TASK DIRECTIONS: Make an exact copy of the listing below.
----- AVAILABLE DATA
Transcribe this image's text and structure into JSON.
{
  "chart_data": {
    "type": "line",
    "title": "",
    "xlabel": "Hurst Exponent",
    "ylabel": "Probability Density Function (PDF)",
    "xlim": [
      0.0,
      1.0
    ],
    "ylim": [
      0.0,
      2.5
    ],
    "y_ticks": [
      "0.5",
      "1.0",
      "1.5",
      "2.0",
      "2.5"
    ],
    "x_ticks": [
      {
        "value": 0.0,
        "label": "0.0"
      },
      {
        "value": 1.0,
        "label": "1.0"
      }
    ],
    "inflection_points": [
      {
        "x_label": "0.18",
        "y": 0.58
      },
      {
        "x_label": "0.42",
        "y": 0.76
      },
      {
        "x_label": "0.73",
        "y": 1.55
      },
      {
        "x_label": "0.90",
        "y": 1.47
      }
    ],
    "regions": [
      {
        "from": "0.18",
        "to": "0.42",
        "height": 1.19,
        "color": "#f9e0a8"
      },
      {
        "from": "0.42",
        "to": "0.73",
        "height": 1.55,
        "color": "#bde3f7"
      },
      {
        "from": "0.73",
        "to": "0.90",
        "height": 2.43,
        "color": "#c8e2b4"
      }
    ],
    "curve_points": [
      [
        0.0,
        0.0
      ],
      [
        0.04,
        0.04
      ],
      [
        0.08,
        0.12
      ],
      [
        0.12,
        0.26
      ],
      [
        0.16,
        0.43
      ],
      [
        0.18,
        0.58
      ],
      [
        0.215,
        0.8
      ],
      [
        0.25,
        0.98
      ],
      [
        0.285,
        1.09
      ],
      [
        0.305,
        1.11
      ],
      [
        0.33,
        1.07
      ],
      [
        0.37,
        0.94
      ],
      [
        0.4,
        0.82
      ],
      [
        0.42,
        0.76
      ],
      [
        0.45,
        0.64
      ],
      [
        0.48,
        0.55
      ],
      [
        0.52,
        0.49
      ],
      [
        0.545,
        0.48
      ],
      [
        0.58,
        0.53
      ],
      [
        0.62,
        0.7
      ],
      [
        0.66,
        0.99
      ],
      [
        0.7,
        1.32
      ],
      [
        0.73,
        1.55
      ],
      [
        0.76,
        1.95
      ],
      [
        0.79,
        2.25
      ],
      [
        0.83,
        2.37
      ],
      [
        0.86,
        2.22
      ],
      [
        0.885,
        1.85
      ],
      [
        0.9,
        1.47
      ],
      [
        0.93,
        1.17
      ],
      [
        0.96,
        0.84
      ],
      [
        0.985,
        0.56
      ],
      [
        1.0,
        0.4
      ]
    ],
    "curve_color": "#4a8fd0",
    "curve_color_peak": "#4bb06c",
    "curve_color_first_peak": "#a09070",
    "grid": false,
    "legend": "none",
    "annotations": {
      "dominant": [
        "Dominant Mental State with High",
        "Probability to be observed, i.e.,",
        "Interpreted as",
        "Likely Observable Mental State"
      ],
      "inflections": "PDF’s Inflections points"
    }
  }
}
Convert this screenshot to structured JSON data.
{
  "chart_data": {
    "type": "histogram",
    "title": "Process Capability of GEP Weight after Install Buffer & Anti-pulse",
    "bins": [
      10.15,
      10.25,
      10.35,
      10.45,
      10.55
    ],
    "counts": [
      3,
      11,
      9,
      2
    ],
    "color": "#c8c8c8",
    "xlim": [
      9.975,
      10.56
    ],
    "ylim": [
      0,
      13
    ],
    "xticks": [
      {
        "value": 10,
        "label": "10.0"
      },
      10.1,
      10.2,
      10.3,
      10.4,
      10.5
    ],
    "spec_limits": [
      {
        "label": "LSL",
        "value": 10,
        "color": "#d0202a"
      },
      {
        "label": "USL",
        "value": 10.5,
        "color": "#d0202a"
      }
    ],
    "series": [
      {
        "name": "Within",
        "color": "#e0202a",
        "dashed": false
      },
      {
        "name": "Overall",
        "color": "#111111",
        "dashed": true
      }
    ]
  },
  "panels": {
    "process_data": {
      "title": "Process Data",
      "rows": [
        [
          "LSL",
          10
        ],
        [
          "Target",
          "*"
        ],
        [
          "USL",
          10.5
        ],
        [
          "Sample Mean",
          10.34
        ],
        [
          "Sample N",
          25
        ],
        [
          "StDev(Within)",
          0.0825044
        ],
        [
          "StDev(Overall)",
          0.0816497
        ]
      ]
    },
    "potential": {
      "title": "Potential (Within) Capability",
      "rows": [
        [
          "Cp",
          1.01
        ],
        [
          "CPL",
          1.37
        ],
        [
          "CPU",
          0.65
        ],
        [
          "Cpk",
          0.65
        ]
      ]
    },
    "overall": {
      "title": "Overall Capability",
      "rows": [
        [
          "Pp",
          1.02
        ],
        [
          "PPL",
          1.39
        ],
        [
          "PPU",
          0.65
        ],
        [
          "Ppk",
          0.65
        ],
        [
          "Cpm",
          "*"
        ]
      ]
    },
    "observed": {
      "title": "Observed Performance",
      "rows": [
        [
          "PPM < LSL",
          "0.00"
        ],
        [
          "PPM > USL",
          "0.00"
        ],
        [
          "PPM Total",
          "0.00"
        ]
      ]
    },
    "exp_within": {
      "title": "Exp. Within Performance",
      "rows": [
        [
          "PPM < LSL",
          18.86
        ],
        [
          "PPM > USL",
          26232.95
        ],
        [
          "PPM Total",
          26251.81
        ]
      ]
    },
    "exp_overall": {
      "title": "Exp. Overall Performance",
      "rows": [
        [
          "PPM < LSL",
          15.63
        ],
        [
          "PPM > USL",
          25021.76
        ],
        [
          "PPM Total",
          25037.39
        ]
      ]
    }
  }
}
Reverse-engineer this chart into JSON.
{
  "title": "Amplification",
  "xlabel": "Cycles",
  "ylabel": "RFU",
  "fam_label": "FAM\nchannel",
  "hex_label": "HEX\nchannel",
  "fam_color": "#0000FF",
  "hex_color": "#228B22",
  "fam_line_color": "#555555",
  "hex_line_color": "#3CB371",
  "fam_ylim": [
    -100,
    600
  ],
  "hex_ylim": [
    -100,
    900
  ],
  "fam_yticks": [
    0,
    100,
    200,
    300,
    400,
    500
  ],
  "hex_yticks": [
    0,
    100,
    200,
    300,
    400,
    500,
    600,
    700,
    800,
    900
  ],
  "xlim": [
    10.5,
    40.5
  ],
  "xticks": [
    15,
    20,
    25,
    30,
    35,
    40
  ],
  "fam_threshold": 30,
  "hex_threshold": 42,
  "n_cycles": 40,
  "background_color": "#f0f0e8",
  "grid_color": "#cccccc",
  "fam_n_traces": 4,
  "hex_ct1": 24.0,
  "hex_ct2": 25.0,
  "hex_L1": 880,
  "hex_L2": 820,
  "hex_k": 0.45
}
----------
WRITTEN REPLY:
Transcribe this image's text and structure into JSON.
{
  "chart_data": {
    "type": "line",
    "title": "",
    "xlabel": "Hurst Exponent",
    "ylabel": "Probability Density Function (PDF)",
    "xlim": [
      0.0,
      1.0
    ],
    "ylim": [
      0.0,
      2.5
    ],
    "y_ticks": [
      "0.5",
      "1.0",
      "1.5",
      "2.0",
      "2.5"
    ],
    "x_ticks": [
      {
        "value": 0.0,
        "label": "0.0"
      },
      {
        "value": 1.0,
        "label": "1.0"
      }
    ],
    "inflection_points": [
      {
        "x_label": "0.18",
        "y": 0.58
      },
      {
        "x_label": "0.42",
        "y": 0.76
      },
      {
        "x_label": "0.73",
        "y": 1.55
      },
      {
        "x_label": "0.90",
        "y": 1.47
      }
    ],
    "regions": [
      {
        "from": "0.18",
        "to": "0.42",
        "height": 1.19,
        "color": "#f9e0a8"
      },
      {
        "from": "0.42",
        "to": "0.73",
        "height": 1.55,
        "color": "#bde3f7"
      },
      {
        "from": "0.73",
        "to": "0.90",
        "height": 2.43,
        "color": "#c8e2b4"
      }
    ],
    "curve_points": [
      [
        0.0,
        0.0
      ],
      [
        0.04,
        0.04
      ],
      [
        0.08,
        0.12
      ],
      [
        0.12,
        0.26
      ],
      [
        0.16,
        0.43
      ],
      [
        0.18,
        0.58
      ],
      [
        0.215,
        0.8
      ],
      [
        0.25,
        0.98
      ],
      [
        0.285,
        1.09
      ],
      [
        0.305,
        1.11
      ],
      [
        0.33,
        1.07
      ],
      [
        0.37,
        0.94
      ],
      [
        0.4,
        0.82
      ],
      [
        0.42,
        0.76
      ],
      [
        0.45,
        0.64
      ],
      [
        0.48,
        0.55
      ],
      [
        0.52,
        0.49
      ],
      [
        0.545,
        0.48
      ],
      [
        0.58,
        0.53
      ],
      [
        0.62,
        0.7
      ],
      [
        0.66,
        0.99
      ],
      [
        0.7,
        1.32
      ],
      [
        0.73,
        1.55
      ],
      [
        0.76,
        1.95
      ],
      [
        0.79,
        2.25
      ],
      [
        0.83,
        2.37
      ],
      [
        0.86,
        2.22
      ],
      [
        0.885,
        1.85
      ],
      [
        0.9,
        1.47
      ],
      [
        0.93,
        1.17
      ],
      [
        0.96,
        0.84
      ],
      [
        0.985,
        0.56
      ],
      [
        1.0,
        0.4
      ]
    ],
    "curve_color": "#4a8fd0",
    "curve_color_peak": "#4bb06c",
    "curve_color_first_peak": "#a09070",
    "grid": false,
    "legend": "none",
    "annotations": {
      "dominant": [
        "Dominant Mental State with High",
        "Probability to be observed, i.e.,",
        "Interpreted as",
        "Likely Observable Mental State"
      ],
      "inflections": "PDF’s Inflections points"
    }
  }
}
Convert this screenshot to structured JSON data.
{
  "chart_data": {
    "type": "histogram",
    "title": "Process Capability of GEP Weight after Install Buffer & Anti-pulse",
    "bins": [
      10.15,
      10.25,
      10.35,
      10.45,
      10.55
    ],
    "counts": [
      3,
      11,
      9,
      2
    ],
    "color": "#c8c8c8",
    "xlim": [
      9.975,
      10.56
    ],
    "ylim": [
      0,
      13
    ],
    "xticks": [
      {
        "value": 10,
        "label": "10.0"
      },
      10.1,
      10.2,
      10.3,
      10.4,
      10.5
    ],
    "spec_limits": [
      {
        "label": "LSL",
        "value": 10,
        "color": "#d0202a"
      },
      {
        "label": "USL",
        "value": 10.5,
        "color": "#d0202a"
      }
    ],
    "series": [
      {
        "name": "Within",
        "color": "#e0202a",
        "dashed": false
      },
      {
        "name": "Overall",
        "color": "#111111",
        "dashed": true
      }
    ]
  },
  "panels": {
    "process_data": {
      "title": "Process Data",
      "rows": [
        [
          "LSL",
          10
        ],
        [
          "Target",
          "*"
        ],
        [
          "USL",
          10.5
        ],
        [
          "Sample Mean",
          10.34
        ],
        [
          "Sample N",
          25
        ],
        [
          "StDev(Within)",
          0.0825044
        ],
        [
          "StDev(Overall)",
          0.0816497
        ]
      ]
    },
    "potential": {
      "title": "Potential (Within) Capability",
      "rows": [
        [
          "Cp",
          1.01
        ],
        [
          "CPL",
          1.37
        ],
        [
          "CPU",
          0.65
        ],
        [
          "Cpk",
          0.65
        ]
      ]
    },
    "overall": {
      "title": "Overall Capability",
      "rows": [
        [
          "Pp",
          1.02
        ],
        [
          "PPL",
          1.39
        ],
        [
          "PPU",
          0.65
        ],
        [
          "Ppk",
          0.65
        ],
        [
          "Cpm",
          "*"
        ]
      ]
    },
    "observed": {
      "title": "Observed Performance",
      "rows": [
        [
          "PPM < LSL",
          "0.00"
        ],
        [
          "PPM > USL",
          "0.00"
        ],
        [
          "PPM Total",
          "0.00"
        ]
      ]
    },
    "exp_within": {
      "title": "Exp. Within Performance",
      "rows": [
        [
          "PPM < LSL",
          18.86
        ],
        [
          "PPM > USL",
          26232.95
        ],
        [
          "PPM Total",
          26251.81
        ]
      ]
    },
    "exp_overall": {
      "title": "Exp. Overall Performance",
      "rows": [
        [
          "PPM < LSL",
          15.63
        ],
        [
          "PPM > USL",
          25021.76
        ],
        [
          "PPM Total",
          25037.39
        ]
      ]
    }
  }
}
Reverse-engineer this chart into JSON.
{
  "title": "Amplification",
  "xlabel": "Cycles",
  "ylabel": "RFU",
  "fam_label": "FAM\nchannel",
  "hex_label": "HEX\nchannel",
  "fam_color": "#0000FF",
  "hex_color": "#228B22",
  "fam_line_color": "#555555",
  "hex_line_color": "#3CB371",
  "fam_ylim": [
    -100,
    600
  ],
  "hex_ylim": [
    -100,
    900
  ],
  "fam_yticks": [
    0,
    100,
    200,
    300,
    400,
    500
  ],
  "hex_yticks": [
    0,
    100,
    200,
    300,
    400,
    500,
    600,
    700,
    800,
    900
  ],
  "xlim": [
    10.5,
    40.5
  ],
  "xticks": [
    15,
    20,
    25,
    30,
    35,
    40
  ],
  "fam_threshold": 30,
  "hex_threshold": 42,
  "n_cycles": 40,
  "background_color": "#f0f0e8",
  "grid_color": "#cccccc",
  "fam_n_traces": 4,
  "hex_ct1": 24.0,
  "hex_ct2": 25.0,
  "hex_L1": 880,
  "hex_L2": 820,
  "hex_k": 0.45
}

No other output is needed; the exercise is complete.